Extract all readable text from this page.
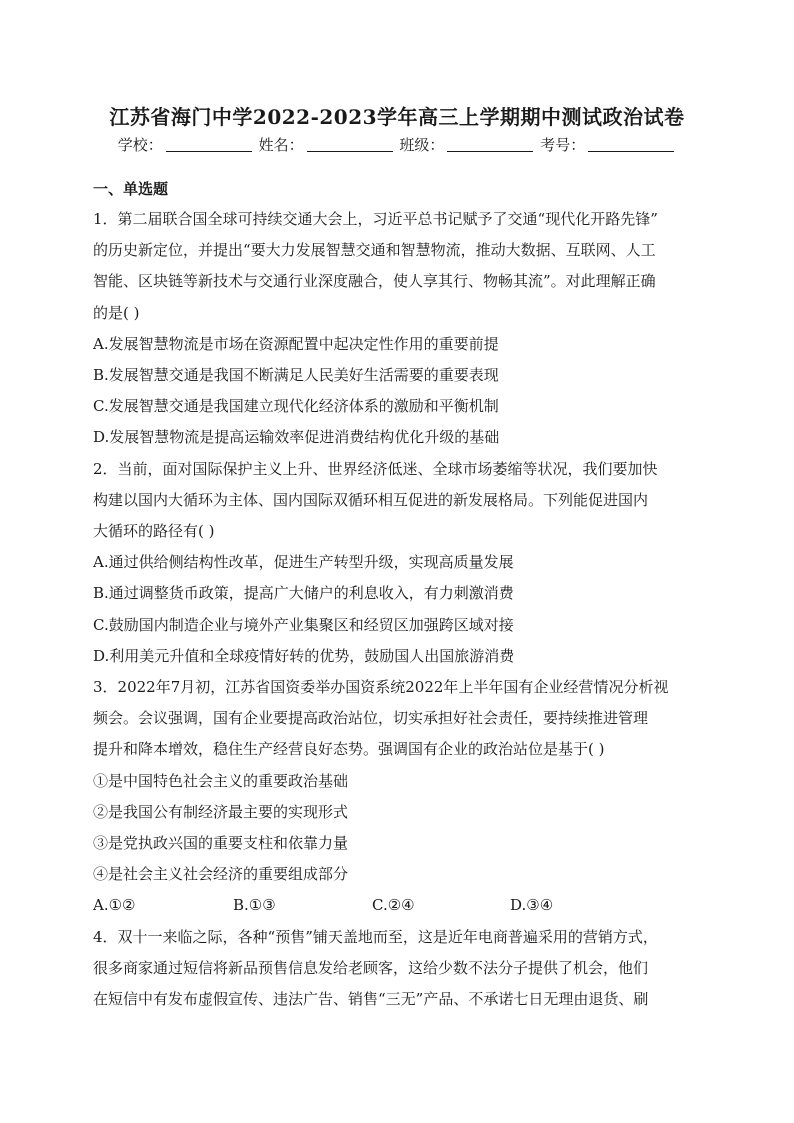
江苏省海门中学2022-2023学年高三上学期期中测试政治试卷
学校：	姓名：	班级：	考号：
一、单选题
1．第二届联合国全球可持续交通大会上，习近平总书记赋予了交通“现代化开路先锋”
的历史新定位，并提出“要大力发展智慧交通和智慧物流，推动大数据、互联网、人工
智能、区块链等新技术与交通行业深度融合，使人享其行、物畅其流”。对此理解正确
的是( )
A.发展智慧物流是市场在资源配置中起决定性作用的重要前提
B.发展智慧交通是我国不断满足人民美好生活需要的重要表现
C.发展智慧交通是我国建立现代化经济体系的激励和平衡机制
D.发展智慧物流是提高运输效率促进消费结构优化升级的基础
2．当前，面对国际保护主义上升、世界经济低迷、全球市场萎缩等状况，我们要加快
构建以国内大循环为主体、国内国际双循环相互促进的新发展格局。下列能促进国内
大循环的路径有( )
A.通过供给侧结构性改革，促进生产转型升级，实现高质量发展
B.通过调整货币政策，提高广大储户的利息收入，有力刺激消费
C.鼓励国内制造企业与境外产业集聚区和经贸区加强跨区域对接
D.利用美元升值和全球疫情好转的优势，鼓励国人出国旅游消费
3．2022年7月初，江苏省国资委举办国资系统2022年上半年国有企业经营情况分析视
频会。会议强调，国有企业要提高政治站位，切实承担好社会责任，要持续推进管理
提升和降本增效，稳住生产经营良好态势。强调国有企业的政治站位是基于( )
①是中国特色社会主义的重要政治基础
②是我国公有制经济最主要的实现形式
③是党执政兴国的重要支柱和依靠力量
④是社会主义社会经济的重要组成部分
A.①②	B.①③	C.②④	D.③④
4．双十一来临之际，各种“预售”铺天盖地而至，这是近年电商普遍采用的营销方式，
很多商家通过短信将新品预售信息发给老顾客，这给少数不法分子提供了机会，他们
在短信中有发布虚假宣传、违法广告、销售“三无”产品、不承诺七日无理由退货、刷
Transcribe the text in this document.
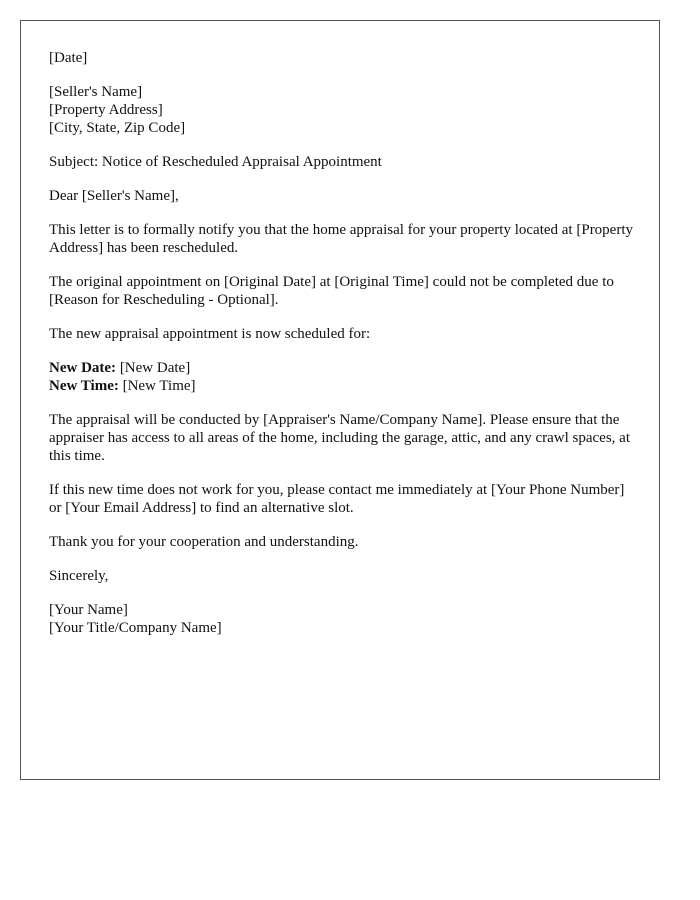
[Date]
[Seller's Name]
[Property Address]
[City, State, Zip Code]
Subject: Notice of Rescheduled Appraisal Appointment
Dear [Seller's Name],
This letter is to formally notify you that the home appraisal for your property located at [Property Address] has been rescheduled.
The original appointment on [Original Date] at [Original Time] could not be completed due to [Reason for Rescheduling - Optional].
The new appraisal appointment is now scheduled for:
New Date: [New Date]
New Time: [New Time]
The appraisal will be conducted by [Appraiser's Name/Company Name]. Please ensure that the appraiser has access to all areas of the home, including the garage, attic, and any crawl spaces, at this time.
If this new time does not work for you, please contact me immediately at [Your Phone Number] or [Your Email Address] to find an alternative slot.
Thank you for your cooperation and understanding.
Sincerely,
[Your Name]
[Your Title/Company Name]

▶ [YOUR TASK]
The required output is the lines from the one containing "Transcribe the text in this document." through the end of the records above, reproduced exactly, with no pictures.

▶ [TASK ANSWER]
Transcribe the text in this document.
[Date]
[Seller's Name]
[Property Address]
[City, State, Zip Code]
Subject: Notice of Rescheduled Appraisal Appointment
Dear [Seller's Name],
This letter is to formally notify you that the home appraisal for your property located at [Property Address] has been rescheduled.
The original appointment on [Original Date] at [Original Time] could not be completed due to [Reason for Rescheduling - Optional].
The new appraisal appointment is now scheduled for:
New Date: [New Date]
New Time: [New Time]
The appraisal will be conducted by [Appraiser's Name/Company Name]. Please ensure that the appraiser has access to all areas of the home, including the garage, attic, and any crawl spaces, at this time.
If this new time does not work for you, please contact me immediately at [Your Phone Number] or [Your Email Address] to find an alternative slot.
Thank you for your cooperation and understanding.
Sincerely,
[Your Name]
[Your Title/Company Name]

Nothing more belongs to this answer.